• Short task:
Say how many lines of the listing below contain "profile", giving the number and nothing else.

• Records for the task:
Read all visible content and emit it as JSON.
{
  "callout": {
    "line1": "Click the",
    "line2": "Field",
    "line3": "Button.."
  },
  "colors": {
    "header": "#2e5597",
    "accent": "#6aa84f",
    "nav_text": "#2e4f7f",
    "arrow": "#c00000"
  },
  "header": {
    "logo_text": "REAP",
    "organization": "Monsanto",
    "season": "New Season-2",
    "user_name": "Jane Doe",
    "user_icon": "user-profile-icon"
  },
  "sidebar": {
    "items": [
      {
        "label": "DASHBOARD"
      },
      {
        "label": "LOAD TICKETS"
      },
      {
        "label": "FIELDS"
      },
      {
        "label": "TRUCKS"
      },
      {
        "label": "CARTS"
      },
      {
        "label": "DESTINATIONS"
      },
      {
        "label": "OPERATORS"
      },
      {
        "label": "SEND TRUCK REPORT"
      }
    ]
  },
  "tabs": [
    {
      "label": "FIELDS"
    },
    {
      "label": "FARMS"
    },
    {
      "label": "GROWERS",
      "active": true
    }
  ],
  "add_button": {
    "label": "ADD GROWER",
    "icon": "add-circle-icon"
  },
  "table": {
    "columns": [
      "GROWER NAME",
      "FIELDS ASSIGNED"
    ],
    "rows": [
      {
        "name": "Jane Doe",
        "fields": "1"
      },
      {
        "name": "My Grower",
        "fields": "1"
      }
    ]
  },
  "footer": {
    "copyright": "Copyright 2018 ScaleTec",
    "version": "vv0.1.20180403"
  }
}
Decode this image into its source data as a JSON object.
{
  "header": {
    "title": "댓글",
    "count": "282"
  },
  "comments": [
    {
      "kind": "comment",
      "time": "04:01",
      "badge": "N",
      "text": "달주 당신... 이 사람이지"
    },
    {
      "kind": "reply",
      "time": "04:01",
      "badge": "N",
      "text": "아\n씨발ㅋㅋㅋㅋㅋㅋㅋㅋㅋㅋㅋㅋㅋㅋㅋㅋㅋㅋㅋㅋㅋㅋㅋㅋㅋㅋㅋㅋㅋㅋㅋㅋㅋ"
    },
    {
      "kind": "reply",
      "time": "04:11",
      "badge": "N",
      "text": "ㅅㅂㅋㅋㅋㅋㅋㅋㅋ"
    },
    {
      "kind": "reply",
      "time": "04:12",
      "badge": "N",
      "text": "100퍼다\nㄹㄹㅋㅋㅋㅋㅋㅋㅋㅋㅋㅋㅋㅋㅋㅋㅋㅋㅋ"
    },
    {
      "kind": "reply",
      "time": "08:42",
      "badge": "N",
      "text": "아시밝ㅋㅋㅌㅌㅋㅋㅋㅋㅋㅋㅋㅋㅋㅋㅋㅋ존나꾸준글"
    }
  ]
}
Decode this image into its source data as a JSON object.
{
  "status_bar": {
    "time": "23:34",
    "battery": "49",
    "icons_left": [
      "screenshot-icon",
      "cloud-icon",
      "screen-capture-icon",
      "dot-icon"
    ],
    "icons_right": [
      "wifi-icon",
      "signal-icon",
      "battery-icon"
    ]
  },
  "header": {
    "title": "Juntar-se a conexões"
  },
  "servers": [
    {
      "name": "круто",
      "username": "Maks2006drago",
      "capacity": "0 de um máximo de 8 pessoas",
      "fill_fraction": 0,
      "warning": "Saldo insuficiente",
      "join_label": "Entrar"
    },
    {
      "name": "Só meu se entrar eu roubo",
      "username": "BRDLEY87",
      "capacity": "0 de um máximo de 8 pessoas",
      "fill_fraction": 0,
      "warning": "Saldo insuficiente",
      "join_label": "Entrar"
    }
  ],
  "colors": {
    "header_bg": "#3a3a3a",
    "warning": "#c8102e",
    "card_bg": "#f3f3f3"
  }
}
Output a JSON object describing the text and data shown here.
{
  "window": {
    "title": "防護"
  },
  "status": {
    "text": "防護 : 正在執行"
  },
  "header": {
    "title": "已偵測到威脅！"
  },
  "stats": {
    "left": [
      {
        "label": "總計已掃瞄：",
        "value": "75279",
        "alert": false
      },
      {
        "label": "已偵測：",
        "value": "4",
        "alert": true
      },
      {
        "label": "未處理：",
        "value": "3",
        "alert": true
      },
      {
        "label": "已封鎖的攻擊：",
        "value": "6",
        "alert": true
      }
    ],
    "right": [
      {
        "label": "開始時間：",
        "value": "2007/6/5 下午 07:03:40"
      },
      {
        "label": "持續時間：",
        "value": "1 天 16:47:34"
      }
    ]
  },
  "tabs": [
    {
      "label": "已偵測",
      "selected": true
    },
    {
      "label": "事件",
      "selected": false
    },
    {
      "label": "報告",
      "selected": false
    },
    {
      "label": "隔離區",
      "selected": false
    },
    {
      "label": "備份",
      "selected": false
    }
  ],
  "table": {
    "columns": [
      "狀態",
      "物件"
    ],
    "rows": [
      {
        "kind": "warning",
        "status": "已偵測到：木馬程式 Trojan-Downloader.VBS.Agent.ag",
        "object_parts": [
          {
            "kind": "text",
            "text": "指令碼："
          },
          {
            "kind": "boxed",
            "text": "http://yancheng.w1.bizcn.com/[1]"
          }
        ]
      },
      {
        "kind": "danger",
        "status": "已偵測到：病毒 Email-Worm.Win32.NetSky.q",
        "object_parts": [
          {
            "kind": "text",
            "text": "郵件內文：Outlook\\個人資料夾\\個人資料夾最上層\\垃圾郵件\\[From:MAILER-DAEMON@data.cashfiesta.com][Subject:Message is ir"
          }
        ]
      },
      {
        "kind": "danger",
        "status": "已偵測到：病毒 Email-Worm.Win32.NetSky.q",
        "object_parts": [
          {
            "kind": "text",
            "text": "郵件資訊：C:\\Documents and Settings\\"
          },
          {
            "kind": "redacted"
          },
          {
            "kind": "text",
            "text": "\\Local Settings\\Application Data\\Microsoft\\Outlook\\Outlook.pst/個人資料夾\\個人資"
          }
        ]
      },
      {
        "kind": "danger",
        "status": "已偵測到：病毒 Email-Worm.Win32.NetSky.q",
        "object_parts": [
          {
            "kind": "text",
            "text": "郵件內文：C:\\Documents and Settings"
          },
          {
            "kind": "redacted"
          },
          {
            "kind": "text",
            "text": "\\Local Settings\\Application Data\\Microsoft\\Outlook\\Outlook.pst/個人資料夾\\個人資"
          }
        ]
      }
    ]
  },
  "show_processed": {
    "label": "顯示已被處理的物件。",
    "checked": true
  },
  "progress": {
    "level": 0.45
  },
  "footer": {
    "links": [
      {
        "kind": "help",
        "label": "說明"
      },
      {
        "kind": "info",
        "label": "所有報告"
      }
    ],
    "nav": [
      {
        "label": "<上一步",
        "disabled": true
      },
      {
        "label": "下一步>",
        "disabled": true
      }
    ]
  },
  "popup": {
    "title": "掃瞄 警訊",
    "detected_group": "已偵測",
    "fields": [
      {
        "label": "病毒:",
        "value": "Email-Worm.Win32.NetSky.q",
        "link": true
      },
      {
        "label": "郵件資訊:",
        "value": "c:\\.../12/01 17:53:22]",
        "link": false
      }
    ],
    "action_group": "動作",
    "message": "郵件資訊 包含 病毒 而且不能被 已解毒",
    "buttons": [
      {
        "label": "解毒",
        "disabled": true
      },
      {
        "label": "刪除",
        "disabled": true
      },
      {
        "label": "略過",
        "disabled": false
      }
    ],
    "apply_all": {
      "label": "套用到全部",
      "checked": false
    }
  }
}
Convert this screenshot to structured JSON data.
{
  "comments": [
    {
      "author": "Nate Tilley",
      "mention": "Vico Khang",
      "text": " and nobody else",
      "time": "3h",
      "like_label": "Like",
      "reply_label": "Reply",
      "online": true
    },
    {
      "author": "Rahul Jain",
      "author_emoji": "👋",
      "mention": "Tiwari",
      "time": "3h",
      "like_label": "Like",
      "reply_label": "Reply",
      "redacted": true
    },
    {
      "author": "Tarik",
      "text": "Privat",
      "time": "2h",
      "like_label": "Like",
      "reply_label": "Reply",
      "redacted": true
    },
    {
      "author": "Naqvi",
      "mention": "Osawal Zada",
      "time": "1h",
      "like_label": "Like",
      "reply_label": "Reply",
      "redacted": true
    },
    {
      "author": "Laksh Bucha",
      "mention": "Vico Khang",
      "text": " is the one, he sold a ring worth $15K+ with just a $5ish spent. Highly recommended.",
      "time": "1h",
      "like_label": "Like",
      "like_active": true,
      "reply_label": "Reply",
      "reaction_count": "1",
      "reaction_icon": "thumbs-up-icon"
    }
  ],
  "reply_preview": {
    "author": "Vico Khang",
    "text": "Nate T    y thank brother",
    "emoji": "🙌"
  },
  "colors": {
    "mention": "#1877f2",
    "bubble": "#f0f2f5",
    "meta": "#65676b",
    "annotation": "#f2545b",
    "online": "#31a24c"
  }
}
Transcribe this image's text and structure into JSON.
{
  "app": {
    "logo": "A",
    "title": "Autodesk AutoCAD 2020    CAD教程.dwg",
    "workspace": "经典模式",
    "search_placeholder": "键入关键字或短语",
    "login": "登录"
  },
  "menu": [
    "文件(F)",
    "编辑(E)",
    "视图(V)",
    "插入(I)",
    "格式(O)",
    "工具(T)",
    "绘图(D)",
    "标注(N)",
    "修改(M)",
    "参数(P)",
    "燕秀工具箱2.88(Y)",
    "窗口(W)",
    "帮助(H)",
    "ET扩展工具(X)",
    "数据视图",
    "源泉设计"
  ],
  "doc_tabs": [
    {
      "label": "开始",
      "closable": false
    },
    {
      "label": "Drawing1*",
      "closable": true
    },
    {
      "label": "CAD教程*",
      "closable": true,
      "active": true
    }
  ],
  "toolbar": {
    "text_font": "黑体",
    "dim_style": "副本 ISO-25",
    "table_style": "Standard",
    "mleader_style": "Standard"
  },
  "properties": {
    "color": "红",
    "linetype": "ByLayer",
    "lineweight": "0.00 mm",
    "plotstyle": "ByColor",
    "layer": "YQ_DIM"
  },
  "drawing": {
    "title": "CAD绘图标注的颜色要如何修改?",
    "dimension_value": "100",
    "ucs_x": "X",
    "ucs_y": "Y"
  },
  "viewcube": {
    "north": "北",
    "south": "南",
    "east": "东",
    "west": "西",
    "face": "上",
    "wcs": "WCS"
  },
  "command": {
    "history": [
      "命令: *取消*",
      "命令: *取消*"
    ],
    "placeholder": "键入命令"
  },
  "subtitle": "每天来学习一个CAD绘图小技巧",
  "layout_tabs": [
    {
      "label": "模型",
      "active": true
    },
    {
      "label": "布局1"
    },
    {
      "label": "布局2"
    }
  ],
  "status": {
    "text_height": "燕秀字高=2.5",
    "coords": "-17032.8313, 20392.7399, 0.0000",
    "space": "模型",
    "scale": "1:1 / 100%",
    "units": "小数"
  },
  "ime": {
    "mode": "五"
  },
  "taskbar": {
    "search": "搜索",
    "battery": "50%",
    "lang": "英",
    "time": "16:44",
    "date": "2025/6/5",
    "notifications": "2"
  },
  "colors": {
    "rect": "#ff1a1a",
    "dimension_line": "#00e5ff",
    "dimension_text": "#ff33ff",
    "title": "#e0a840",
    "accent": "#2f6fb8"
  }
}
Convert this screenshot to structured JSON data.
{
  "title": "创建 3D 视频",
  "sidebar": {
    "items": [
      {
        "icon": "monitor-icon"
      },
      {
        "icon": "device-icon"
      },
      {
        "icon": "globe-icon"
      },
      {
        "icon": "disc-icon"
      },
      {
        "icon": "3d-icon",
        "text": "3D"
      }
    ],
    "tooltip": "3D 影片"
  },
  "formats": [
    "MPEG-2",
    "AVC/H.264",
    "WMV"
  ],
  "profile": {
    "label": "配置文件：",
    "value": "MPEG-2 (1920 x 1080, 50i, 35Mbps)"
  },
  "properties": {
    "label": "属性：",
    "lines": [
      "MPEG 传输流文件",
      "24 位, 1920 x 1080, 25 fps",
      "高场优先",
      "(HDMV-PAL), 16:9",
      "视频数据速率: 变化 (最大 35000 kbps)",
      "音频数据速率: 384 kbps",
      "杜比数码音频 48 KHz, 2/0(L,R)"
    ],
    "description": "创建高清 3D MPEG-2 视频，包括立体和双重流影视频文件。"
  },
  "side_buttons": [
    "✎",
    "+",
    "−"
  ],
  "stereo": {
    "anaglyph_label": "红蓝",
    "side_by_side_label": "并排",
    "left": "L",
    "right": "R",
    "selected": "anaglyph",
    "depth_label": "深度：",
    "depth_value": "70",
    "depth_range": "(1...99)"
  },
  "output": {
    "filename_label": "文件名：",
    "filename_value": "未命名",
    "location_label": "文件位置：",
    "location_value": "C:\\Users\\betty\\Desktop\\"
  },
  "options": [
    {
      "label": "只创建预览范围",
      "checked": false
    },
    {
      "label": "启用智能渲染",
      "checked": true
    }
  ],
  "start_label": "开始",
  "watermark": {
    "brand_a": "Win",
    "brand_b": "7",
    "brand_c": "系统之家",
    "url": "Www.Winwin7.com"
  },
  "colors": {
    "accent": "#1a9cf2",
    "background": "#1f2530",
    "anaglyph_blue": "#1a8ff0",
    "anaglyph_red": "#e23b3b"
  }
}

• The reply:
2